** BEGIN **
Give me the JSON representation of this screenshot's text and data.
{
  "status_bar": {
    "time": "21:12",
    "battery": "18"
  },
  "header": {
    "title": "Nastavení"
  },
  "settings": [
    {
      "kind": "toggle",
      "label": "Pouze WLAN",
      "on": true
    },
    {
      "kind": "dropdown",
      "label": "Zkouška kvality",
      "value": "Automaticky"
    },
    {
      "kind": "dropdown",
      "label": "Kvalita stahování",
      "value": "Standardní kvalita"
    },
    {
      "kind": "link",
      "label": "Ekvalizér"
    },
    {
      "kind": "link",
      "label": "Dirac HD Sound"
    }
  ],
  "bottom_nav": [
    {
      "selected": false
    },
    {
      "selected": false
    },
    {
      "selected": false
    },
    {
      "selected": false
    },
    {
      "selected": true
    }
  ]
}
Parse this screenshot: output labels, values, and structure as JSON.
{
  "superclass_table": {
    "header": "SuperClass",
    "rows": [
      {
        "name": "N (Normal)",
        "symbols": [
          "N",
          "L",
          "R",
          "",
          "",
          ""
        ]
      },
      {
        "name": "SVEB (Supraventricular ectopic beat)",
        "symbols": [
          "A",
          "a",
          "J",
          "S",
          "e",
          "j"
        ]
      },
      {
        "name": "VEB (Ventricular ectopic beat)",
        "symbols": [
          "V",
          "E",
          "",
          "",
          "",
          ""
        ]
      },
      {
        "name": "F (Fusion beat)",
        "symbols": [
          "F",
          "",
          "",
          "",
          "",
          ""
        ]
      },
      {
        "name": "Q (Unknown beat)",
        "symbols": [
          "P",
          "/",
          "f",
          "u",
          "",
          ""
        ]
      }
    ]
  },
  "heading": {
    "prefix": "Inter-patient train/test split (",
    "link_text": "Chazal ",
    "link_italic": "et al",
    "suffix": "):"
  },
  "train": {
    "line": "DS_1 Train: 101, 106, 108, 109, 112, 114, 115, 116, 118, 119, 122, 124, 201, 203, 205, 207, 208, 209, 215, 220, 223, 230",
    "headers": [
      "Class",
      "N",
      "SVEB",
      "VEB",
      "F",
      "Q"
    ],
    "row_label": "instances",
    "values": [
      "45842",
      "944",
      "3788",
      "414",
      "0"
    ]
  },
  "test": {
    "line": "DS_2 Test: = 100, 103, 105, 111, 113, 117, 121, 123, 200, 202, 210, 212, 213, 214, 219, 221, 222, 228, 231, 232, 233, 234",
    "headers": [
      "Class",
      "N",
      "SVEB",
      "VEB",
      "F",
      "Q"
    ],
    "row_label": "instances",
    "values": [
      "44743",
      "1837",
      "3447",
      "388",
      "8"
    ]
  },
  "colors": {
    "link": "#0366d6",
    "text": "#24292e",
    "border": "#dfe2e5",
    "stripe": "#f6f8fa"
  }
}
** END **
## THE REQUEST
Look through the entries above for the word "beat". Copy every line where it shows up.

## EXERCISE OUTPUT
        "name": "SVEB (Supraventricular ectopic beat)",
        "name": "VEB (Ventricular ectopic beat)",
        "name": "F (Fusion beat)",
        "name": "Q (Unknown beat)",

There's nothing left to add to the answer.